-- START --

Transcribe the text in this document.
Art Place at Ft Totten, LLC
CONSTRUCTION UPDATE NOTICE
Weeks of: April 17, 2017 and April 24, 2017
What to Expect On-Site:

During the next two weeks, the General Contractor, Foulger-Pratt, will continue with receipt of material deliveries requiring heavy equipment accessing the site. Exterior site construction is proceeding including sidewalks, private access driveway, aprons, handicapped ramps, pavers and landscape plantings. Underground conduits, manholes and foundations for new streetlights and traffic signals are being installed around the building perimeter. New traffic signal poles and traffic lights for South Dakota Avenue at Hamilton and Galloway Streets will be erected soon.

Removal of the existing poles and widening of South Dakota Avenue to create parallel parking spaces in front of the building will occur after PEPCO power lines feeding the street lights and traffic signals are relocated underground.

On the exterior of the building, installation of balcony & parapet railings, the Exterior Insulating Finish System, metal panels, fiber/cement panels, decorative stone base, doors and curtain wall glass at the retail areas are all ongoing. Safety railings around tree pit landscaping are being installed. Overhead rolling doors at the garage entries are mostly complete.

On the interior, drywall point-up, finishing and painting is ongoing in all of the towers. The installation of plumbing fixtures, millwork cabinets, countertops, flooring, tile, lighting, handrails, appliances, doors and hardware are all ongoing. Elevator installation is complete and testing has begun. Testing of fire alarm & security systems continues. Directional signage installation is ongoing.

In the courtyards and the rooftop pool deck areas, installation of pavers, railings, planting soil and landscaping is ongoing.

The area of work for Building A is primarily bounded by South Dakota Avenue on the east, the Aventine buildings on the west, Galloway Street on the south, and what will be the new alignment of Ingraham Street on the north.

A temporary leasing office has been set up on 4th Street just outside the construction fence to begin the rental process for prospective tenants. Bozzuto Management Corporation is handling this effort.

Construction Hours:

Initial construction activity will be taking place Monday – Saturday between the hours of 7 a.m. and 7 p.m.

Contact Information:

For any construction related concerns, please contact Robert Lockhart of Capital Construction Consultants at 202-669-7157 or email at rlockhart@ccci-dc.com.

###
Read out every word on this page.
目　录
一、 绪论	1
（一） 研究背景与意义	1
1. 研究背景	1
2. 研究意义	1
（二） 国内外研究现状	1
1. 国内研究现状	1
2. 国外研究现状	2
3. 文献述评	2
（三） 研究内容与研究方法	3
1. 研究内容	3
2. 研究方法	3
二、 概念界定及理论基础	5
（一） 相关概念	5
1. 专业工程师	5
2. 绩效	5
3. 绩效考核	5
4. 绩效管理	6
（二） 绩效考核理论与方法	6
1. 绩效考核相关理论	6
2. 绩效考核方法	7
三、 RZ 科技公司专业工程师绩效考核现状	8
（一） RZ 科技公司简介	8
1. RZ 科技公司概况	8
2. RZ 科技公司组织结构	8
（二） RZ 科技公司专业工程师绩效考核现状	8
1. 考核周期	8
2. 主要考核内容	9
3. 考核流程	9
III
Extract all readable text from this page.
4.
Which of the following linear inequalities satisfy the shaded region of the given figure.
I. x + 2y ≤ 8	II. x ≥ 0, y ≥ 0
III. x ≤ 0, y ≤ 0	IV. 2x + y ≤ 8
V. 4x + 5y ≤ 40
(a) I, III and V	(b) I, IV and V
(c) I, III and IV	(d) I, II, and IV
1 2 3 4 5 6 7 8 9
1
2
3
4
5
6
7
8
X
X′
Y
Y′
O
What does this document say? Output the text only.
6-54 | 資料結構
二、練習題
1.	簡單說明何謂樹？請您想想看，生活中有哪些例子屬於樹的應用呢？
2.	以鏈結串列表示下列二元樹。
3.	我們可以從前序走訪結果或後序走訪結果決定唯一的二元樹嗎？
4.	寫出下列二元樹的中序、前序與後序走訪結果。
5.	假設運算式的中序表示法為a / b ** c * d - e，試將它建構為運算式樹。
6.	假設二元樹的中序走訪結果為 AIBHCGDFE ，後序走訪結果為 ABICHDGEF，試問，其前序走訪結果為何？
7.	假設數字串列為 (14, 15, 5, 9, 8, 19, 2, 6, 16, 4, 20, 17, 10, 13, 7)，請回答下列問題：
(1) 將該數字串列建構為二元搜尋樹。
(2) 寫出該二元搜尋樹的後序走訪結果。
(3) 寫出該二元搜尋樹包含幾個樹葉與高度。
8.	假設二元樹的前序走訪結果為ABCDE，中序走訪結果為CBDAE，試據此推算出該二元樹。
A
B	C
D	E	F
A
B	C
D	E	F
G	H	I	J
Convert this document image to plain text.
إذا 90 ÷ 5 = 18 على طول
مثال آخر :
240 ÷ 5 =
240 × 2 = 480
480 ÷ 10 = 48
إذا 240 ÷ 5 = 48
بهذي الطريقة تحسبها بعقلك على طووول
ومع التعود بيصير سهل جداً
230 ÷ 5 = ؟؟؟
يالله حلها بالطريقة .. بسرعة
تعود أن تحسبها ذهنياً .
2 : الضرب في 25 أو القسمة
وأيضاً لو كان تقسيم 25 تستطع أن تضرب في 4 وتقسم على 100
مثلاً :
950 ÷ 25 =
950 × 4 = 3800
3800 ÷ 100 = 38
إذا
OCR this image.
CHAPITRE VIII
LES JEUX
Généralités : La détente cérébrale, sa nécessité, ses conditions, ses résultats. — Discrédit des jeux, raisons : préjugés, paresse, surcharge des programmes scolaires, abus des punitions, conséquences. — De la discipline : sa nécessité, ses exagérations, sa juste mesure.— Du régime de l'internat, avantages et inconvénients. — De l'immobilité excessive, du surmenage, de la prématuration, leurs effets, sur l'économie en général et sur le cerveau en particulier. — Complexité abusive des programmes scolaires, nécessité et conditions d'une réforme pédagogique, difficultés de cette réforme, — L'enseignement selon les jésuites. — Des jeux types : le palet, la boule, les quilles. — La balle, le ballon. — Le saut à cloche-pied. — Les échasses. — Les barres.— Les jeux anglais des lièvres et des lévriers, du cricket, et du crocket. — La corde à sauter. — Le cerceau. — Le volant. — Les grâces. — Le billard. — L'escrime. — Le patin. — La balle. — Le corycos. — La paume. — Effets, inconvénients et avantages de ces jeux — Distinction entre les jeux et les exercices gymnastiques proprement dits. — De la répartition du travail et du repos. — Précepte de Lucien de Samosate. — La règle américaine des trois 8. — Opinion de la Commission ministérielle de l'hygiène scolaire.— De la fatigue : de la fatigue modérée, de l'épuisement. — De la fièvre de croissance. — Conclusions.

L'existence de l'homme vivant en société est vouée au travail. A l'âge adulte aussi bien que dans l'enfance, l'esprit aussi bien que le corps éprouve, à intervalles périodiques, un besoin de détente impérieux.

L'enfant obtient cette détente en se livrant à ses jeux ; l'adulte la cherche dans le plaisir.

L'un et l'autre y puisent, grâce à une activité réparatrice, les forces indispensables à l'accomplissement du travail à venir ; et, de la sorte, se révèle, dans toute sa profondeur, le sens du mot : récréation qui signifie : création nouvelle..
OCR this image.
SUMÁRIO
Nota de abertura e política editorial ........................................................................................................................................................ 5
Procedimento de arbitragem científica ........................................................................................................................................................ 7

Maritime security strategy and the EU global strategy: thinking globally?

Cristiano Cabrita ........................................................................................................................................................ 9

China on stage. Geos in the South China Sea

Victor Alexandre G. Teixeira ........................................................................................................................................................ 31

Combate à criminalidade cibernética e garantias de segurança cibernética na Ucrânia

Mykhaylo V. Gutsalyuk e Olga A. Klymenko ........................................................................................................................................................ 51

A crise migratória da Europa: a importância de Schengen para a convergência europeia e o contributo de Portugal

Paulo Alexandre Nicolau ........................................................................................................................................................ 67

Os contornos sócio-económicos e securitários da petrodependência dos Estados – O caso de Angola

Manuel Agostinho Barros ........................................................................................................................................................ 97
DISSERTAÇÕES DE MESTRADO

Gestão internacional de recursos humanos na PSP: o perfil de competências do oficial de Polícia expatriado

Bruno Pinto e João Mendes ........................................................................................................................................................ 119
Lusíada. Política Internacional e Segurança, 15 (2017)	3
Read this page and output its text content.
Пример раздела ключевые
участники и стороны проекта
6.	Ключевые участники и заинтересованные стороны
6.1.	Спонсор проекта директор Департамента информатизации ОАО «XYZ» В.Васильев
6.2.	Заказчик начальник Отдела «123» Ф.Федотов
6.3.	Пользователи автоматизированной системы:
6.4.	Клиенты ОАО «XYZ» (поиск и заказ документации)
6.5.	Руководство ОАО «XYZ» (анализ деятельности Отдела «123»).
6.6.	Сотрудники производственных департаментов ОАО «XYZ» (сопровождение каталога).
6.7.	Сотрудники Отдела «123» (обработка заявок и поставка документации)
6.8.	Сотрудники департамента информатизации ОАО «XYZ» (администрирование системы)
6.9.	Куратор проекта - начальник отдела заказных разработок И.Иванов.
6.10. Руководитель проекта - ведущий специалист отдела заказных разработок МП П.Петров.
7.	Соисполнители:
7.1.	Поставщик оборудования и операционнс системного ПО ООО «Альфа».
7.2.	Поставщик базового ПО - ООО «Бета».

-- END --

*YOUR TASK:* Where a line contains the string "Alexandre", extract that line.

*COMPLETED TASK:*
Victor Alexandre G. Teixeira ........................................................................................................................................................ 31
Paulo Alexandre Nicolau ........................................................................................................................................................ 67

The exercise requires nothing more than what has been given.